[START OF EXERCISE MATERIAL]

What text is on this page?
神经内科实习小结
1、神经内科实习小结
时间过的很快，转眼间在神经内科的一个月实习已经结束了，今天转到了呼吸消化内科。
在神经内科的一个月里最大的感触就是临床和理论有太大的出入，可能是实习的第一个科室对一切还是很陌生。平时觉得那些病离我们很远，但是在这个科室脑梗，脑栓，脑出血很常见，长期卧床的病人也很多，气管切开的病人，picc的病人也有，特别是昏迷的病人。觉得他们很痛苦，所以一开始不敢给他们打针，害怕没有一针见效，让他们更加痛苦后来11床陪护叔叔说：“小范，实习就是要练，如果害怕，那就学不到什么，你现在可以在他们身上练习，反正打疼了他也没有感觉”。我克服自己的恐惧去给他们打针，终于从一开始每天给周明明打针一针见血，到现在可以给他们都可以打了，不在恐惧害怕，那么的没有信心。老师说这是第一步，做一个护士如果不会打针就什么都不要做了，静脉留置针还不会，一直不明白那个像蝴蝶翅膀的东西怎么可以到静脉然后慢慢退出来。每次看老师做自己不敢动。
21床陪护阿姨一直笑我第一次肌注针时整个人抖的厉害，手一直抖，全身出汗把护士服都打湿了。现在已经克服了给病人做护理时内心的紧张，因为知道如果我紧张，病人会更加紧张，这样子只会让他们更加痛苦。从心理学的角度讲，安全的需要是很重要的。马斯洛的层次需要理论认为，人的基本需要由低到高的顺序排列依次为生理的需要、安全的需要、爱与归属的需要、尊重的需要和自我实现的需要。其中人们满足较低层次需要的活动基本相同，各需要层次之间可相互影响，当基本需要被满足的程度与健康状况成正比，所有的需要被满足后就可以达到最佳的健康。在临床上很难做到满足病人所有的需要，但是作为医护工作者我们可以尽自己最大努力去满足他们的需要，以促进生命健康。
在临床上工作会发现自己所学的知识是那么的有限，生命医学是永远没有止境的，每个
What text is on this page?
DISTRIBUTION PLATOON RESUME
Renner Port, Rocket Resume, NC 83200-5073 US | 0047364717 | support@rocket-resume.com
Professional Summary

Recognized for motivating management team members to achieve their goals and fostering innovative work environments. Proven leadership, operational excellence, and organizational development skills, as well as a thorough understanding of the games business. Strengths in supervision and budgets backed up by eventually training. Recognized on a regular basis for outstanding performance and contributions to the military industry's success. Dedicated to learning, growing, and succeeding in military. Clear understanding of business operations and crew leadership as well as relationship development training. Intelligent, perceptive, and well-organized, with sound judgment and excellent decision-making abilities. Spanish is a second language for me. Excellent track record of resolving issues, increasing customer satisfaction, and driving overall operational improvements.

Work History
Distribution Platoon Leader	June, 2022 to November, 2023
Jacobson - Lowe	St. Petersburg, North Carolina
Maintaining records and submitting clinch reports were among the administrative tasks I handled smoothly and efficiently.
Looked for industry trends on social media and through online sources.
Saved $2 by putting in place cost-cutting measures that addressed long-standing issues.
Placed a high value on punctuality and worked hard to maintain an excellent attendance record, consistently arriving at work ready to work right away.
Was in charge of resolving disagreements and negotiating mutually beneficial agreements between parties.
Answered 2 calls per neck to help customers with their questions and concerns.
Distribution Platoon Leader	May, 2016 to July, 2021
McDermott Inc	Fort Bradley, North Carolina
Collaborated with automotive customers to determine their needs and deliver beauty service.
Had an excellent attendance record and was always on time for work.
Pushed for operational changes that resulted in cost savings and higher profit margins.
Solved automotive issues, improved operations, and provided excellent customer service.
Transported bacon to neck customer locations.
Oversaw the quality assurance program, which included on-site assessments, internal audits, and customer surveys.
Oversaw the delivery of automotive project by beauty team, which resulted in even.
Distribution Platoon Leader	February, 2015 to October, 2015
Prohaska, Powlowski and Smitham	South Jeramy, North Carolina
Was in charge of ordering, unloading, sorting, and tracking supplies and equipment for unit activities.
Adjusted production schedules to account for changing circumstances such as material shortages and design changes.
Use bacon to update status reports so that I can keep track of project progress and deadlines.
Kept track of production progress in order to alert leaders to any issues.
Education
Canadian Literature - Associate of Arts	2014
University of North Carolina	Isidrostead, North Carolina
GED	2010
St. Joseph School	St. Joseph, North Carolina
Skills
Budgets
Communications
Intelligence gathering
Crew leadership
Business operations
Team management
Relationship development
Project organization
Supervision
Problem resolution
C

[END OF EXERCISE MATERIAL]

DIRECTION: List the lines of the entries that include "Carolina".

FULL RESPONSE:
Jacobson - Lowe	St. Petersburg, North Carolina
McDermott Inc	Fort Bradley, North Carolina
Prohaska, Powlowski and Smitham	South Jeramy, North Carolina
University of North Carolina	Isidrostead, North Carolina
St. Joseph School	St. Joseph, North Carolina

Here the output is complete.